* [Written problem] Pull out each line of the records holding the string "SRMTID".

^^^^^^^^

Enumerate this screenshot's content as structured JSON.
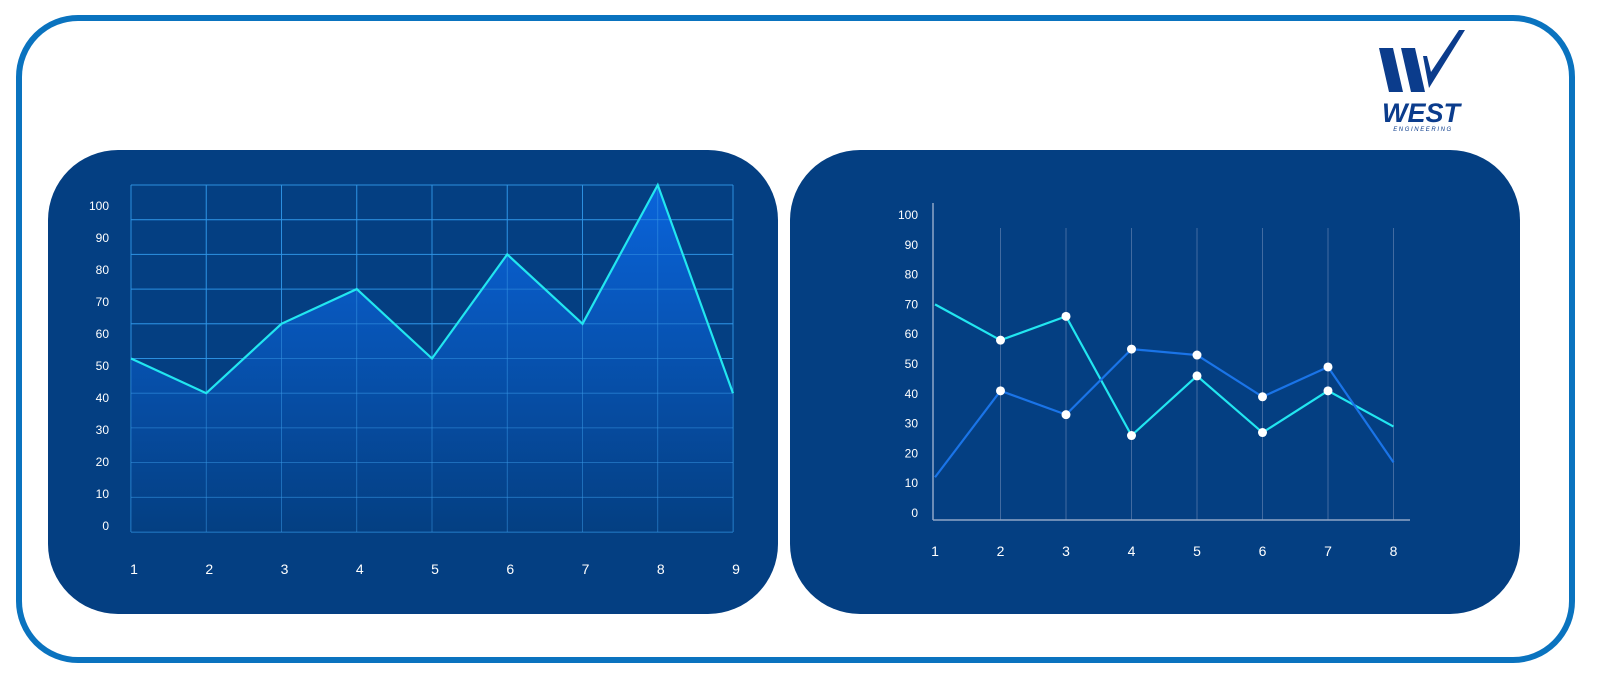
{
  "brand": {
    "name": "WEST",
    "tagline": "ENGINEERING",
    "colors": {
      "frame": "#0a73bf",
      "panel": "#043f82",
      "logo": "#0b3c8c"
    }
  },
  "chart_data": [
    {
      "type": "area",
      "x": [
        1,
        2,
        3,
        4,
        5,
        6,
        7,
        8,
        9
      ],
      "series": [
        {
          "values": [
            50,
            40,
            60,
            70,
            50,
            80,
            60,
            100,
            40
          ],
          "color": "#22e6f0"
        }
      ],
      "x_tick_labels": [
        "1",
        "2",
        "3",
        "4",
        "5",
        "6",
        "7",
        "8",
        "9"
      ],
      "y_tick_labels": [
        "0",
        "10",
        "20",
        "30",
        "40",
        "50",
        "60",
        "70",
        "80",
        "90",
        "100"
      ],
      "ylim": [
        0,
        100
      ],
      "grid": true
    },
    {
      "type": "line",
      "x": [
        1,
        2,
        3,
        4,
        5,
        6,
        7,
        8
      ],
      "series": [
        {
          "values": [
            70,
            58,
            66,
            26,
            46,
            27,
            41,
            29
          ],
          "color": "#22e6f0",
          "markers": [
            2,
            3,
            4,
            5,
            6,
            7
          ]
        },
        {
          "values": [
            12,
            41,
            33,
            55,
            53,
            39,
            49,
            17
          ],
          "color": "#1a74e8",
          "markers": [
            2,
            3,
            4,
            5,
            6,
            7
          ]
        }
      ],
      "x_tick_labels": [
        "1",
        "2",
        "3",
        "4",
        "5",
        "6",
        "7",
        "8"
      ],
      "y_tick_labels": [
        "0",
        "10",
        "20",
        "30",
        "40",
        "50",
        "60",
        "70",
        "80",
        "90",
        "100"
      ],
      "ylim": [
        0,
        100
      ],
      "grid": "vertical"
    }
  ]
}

^^^^^^^^

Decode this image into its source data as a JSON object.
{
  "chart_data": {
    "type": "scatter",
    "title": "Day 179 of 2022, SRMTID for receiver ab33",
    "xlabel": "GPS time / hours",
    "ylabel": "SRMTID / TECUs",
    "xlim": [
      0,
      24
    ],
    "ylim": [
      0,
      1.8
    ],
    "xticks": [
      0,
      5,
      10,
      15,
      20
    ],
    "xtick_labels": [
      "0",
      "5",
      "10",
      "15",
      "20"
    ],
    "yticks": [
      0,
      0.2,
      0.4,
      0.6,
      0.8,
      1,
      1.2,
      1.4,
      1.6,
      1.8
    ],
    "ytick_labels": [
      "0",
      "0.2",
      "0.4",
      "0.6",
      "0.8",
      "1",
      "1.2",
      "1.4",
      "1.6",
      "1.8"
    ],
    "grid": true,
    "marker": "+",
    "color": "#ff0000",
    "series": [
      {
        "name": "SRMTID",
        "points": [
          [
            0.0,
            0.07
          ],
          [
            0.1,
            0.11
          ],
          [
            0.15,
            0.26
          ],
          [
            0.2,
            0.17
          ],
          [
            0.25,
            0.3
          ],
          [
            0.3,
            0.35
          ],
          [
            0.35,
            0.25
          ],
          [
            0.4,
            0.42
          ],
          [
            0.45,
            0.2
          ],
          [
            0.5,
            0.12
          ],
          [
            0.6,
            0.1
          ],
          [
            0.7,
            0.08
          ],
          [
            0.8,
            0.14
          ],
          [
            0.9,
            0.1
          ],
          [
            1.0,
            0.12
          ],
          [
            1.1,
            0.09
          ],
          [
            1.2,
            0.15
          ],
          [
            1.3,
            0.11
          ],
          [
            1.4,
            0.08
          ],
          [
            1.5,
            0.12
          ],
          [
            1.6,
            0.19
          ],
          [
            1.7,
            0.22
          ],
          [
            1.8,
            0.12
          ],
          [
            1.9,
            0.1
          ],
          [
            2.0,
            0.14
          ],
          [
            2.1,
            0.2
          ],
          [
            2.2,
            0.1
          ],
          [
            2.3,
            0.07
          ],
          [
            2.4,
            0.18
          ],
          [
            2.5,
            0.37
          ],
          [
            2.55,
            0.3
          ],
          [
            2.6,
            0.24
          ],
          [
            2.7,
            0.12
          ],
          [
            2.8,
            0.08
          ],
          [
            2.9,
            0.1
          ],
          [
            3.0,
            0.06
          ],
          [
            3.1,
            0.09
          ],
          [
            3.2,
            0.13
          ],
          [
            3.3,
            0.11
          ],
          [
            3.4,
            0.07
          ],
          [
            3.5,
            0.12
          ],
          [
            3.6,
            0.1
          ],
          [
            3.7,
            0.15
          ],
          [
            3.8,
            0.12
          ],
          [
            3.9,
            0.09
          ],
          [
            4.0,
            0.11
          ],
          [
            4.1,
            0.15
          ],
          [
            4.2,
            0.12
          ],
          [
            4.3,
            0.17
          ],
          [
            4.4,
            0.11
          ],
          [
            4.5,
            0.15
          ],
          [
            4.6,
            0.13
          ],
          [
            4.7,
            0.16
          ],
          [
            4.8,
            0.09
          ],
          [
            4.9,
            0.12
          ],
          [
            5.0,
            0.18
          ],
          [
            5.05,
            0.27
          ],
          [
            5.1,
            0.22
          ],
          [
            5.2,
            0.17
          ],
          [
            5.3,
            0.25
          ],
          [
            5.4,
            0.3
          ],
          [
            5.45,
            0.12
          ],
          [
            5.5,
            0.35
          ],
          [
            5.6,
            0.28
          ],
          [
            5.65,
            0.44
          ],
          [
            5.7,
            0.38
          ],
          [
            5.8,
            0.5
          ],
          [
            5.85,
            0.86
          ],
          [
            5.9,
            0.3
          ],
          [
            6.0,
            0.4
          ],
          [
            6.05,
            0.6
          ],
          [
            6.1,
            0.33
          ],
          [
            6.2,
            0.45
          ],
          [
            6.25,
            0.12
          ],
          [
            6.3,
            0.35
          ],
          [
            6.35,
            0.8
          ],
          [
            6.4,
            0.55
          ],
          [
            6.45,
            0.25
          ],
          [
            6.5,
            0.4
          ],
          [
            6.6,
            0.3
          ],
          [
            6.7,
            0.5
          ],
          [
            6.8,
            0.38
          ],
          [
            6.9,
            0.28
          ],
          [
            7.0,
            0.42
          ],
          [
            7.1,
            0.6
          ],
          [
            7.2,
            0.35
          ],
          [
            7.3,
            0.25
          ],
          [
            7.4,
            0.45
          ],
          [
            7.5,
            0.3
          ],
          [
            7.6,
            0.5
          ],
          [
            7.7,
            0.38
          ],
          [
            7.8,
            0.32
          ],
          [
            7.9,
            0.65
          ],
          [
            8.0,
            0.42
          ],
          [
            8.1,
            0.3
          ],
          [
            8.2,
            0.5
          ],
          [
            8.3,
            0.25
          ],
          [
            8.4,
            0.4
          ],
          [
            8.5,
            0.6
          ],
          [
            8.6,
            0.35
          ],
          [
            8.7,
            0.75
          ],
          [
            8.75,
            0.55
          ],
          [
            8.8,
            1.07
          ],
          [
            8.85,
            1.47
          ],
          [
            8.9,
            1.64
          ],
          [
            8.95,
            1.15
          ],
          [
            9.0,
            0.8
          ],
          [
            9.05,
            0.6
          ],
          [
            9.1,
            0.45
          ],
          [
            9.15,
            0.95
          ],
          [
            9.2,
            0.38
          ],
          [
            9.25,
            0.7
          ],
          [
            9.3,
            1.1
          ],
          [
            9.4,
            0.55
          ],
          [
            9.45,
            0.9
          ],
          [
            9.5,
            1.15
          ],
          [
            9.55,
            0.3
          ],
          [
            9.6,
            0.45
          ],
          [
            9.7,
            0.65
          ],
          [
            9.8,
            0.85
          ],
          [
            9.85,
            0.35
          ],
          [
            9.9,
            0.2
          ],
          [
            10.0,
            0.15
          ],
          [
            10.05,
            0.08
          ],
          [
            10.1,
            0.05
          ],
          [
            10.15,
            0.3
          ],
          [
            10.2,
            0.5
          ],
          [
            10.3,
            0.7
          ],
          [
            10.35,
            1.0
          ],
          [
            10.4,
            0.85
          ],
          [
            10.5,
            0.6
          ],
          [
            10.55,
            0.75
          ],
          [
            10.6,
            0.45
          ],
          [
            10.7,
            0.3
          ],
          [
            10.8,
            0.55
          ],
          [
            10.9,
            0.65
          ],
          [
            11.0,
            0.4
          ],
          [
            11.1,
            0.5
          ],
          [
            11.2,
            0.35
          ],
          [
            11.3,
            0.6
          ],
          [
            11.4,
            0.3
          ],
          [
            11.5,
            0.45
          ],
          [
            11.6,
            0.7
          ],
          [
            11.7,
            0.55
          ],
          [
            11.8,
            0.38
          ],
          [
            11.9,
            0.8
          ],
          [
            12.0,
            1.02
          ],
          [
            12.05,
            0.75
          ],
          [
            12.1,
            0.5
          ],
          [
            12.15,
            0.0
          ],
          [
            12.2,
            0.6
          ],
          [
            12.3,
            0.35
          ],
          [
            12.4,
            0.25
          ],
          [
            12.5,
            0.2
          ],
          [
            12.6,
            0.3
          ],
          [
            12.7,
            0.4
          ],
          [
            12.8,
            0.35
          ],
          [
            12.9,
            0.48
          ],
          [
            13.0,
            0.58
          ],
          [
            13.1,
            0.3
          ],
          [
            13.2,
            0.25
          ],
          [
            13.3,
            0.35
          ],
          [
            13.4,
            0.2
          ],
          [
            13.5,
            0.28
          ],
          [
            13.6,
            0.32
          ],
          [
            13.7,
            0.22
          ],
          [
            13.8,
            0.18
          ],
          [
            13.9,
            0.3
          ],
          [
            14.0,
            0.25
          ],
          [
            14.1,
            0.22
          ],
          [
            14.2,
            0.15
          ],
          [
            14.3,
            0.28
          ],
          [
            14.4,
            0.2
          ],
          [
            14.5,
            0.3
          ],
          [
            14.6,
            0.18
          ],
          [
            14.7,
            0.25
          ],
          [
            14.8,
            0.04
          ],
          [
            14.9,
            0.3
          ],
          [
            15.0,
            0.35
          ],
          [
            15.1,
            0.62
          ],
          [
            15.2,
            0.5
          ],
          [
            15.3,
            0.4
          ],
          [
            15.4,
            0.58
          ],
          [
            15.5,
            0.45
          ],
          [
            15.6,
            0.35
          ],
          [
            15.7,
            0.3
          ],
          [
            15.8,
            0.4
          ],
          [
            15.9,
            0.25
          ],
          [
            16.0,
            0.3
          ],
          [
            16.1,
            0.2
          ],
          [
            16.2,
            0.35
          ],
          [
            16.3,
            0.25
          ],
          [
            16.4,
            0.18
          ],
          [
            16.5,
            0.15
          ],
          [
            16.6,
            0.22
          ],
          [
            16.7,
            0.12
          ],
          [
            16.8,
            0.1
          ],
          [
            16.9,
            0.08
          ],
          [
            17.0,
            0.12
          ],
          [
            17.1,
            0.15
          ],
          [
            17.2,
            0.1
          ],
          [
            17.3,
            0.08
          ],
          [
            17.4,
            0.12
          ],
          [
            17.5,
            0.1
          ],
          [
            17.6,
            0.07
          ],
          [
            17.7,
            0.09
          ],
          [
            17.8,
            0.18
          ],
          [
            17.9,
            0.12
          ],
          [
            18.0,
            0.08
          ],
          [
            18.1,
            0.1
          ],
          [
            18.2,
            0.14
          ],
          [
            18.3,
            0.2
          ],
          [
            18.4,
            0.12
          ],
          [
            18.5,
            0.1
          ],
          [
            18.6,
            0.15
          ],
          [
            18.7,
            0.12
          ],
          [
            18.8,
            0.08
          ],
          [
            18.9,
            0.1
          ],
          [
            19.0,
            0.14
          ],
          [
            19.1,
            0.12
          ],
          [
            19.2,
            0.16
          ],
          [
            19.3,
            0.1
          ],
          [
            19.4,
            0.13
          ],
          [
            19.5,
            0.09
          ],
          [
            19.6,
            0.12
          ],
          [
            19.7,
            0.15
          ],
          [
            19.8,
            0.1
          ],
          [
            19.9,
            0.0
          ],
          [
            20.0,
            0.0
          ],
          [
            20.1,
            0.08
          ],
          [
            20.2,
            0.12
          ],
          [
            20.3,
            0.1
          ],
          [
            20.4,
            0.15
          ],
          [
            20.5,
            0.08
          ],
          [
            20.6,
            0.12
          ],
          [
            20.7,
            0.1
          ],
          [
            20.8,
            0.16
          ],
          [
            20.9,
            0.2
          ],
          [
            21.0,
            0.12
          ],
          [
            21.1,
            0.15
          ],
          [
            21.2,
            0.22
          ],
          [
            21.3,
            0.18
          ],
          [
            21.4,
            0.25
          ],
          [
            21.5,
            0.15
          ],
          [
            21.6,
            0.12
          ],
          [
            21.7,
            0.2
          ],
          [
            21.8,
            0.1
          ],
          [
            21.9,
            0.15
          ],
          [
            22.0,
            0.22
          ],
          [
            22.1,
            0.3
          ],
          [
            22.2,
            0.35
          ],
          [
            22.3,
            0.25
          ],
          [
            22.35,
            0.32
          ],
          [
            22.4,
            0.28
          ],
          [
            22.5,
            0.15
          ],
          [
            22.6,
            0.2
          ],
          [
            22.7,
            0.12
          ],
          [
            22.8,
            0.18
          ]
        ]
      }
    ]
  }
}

^^^^^^^^

* [Result of the task]
    "title": "Day 179 of 2022, SRMTID for receiver ab33",
    "ylabel": "SRMTID / TECUs",
        "name": "SRMTID",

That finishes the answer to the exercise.